• The exercise: Show every line below where "https" can be found.

•••

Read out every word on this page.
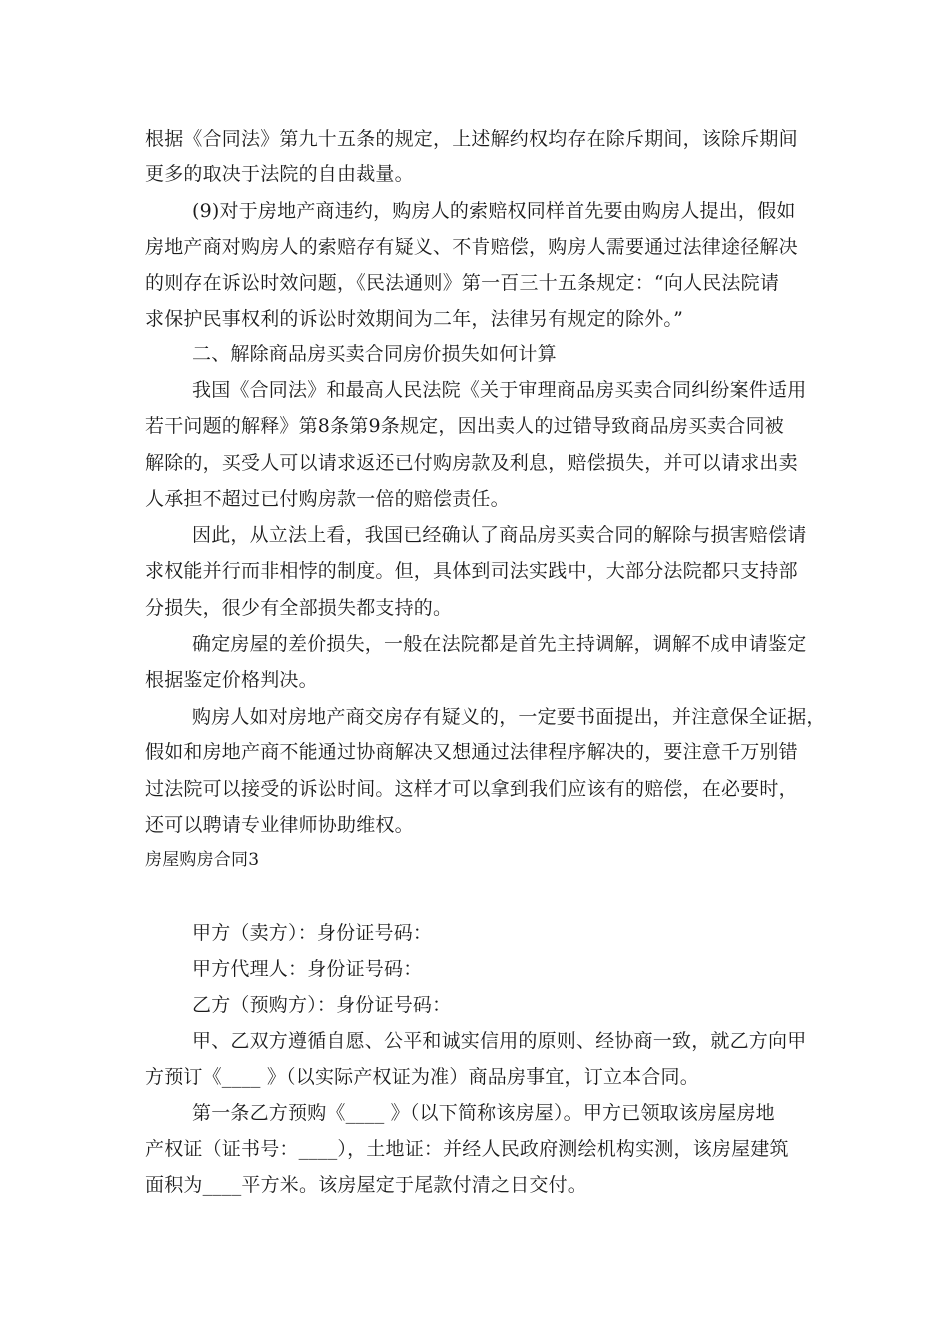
根据《合同法》第九十五条的规定，上述解约权均存在除斥期间，该除斥期间
更多的取决于法院的自由裁量。
(9)对于房地产商违约，购房人的索赔权同样首先要由购房人提出，假如
房地产商对购房人的索赔存有疑义、不肯赔偿，购房人需要通过法律途径解决
的则存在诉讼时效问题，《民法通则》第一百三十五条规定：“向人民法院请
求保护民事权利的诉讼时效期间为二年，法律另有规定的除外。”
二、解除商品房买卖合同房价损失如何计算
我国《合同法》和最高人民法院《关于审理商品房买卖合同纠纷案件适用
若干问题的解释》第8条第9条规定，因出卖人的过错导致商品房买卖合同被
解除的，买受人可以请求返还已付购房款及利息，赔偿损失，并可以请求出卖
人承担不超过已付购房款一倍的赔偿责任。
因此，从立法上看，我国已经确认了商品房买卖合同的解除与损害赔偿请
求权能并行而非相悖的制度。但，具体到司法实践中，大部分法院都只支持部
分损失，很少有全部损失都支持的。
确定房屋的差价损失，一般在法院都是首先主持调解，调解不成申请鉴定
根据鉴定价格判决。
购房人如对房地产商交房存有疑义的，一定要书面提出，并注意保全证据，
假如和房地产商不能通过协商解决又想通过法律程序解决的，要注意千万别错
过法院可以接受的诉讼时间。这样才可以拿到我们应该有的赔偿，在必要时，
还可以聘请专业律师协助维权。
房屋购房合同3
甲方（卖方）：身份证号码：
甲方代理人：身份证号码：
乙方（预购方）：身份证号码：
甲、乙双方遵循自愿、公平和诚实信用的原则、经协商一致，就乙方向甲
方预订《____ 》（以实际产权证为准）商品房事宜，订立本合同。
第一条乙方预购《____ 》（以下简称该房屋）。甲方已领取该房屋房地
产权证（证书号：____），土地证：并经人民政府测绘机构实测，该房屋建筑
面积为____平方米。该房屋定于尾款付清之日交付。
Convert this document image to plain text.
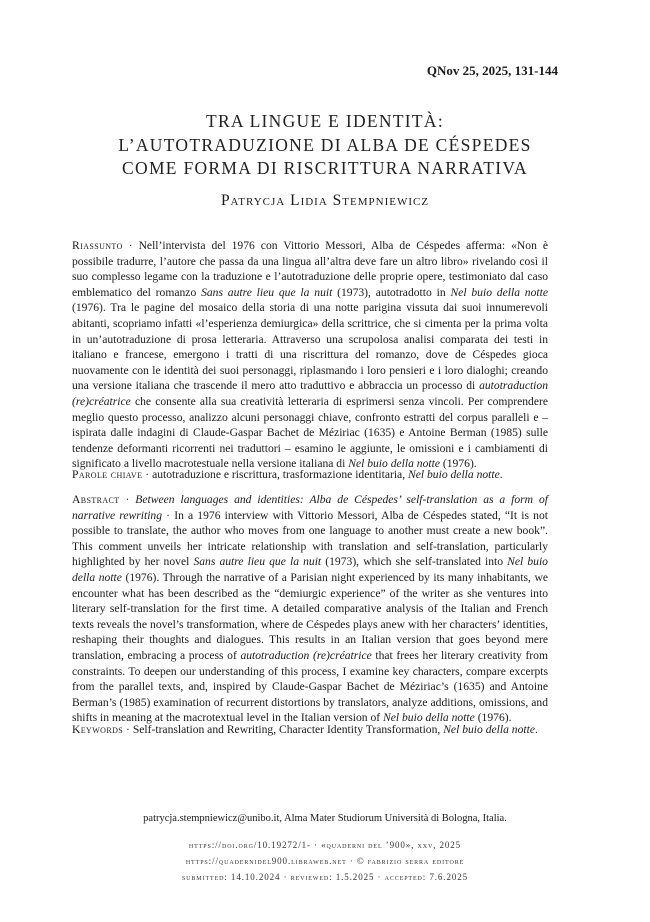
QNov 25, 2025, 131-144
TRA LINGUE E IDENTITÀ:
L’AUTOTRADUZIONE DI ALBA DE CÉSPEDES
COME FORMA DI RISCRITTURA NARRATIVA
Patrycja Lidia Stempniewicz
Riassunto · Nell’intervista del 1976 con Vittorio Messori, Alba de Céspedes afferma: «Non è possibile tradurre, l’autore che passa da una lingua all’altra deve fare un altro libro» rivelando così il suo complesso legame con la traduzione e l’autotraduzione delle proprie opere, testimoniato dal caso emblematico del romanzo Sans autre lieu que la nuit (1973), autotradotto in Nel buio della notte (1976). Tra le pagine del mosaico della storia di una notte parigina vissuta dai suoi innumerevoli abitanti, scopriamo infatti «l’esperienza demiurgica» della scrittrice, che si cimenta per la prima volta in un’autotraduzione di prosa letteraria. Attraverso una scrupolosa analisi comparata dei testi in italiano e francese, emergono i tratti di una riscrittura del romanzo, dove de Céspedes gioca nuovamente con le identità dei suoi personaggi, riplasmando i loro pensieri e i loro dialoghi; creando una versione italiana che trascende il mero atto traduttivo e abbraccia un processo di autotraduction (re)créatrice che consente alla sua creatività letteraria di esprimersi senza vincoli. Per comprendere meglio questo processo, analizzo alcuni personaggi chiave, confronto estratti del corpus paralleli e – ispirata dalle indagini di Claude-Gaspar Bachet de Méziriac (1635) e Antoine Berman (1985) sulle tendenze deformanti ricorrenti nei traduttori – esamino le aggiunte, le omissioni e i cambiamenti di significato a livello macrotestuale nella versione italiana di Nel buio della notte (1976).
Parole chiave · autotraduzione e riscrittura, trasformazione identitaria, Nel buio della notte.
Abstract · Between languages and identities: Alba de Céspedes’ self-translation as a form of narrative rewriting · In a 1976 interview with Vittorio Messori, Alba de Céspedes stated, “It is not possible to translate, the author who moves from one language to another must create a new book”. This comment unveils her intricate relationship with translation and self-translation, particularly highlighted by her novel Sans autre lieu que la nuit (1973), which she self-translated into Nel buio della notte (1976). Through the narrative of a Parisian night experienced by its many inhabitants, we encounter what has been described as the “demiurgic experience” of the writer as she ventures into literary self-translation for the first time. A detailed comparative analysis of the Italian and French texts reveals the novel’s transformation, where de Céspedes plays anew with her characters’ identities, reshaping their thoughts and dialogues. This results in an Italian version that goes beyond mere translation, embracing a process of autotraduction (re)créatrice that frees her literary creativity from constraints. To deepen our understanding of this process, I examine key characters, compare excerpts from the parallel texts, and, inspired by Claude-Gaspar Bachet de Méziriac’s (1635) and Antoine Berman’s (1985) examination of recurrent distortions by translators, analyze additions, omissions, and shifts in meaning at the macrotextual level in the Italian version of Nel buio della notte (1976).
Keywords · Self-translation and Rewriting, Character Identity Transformation, Nel buio della notte.
patrycja.stempniewicz@unibo.it, Alma Mater Studiorum Università di Bologna, Italia.
https://doi.org/10.19272/1- · «quaderni del ’900», xxv, 2025
https://quadernidel900.libraweb.net · © fabrizio serra editore
submitted: 14.10.2024 · reviewed: 1.5.2025 · accepted: 7.6.2025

•••

• Reply to the task:
https://doi.org/10.19272/1- · «quaderni del ’900», xxv, 2025
https://quadernidel900.libraweb.net · © fabrizio serra editore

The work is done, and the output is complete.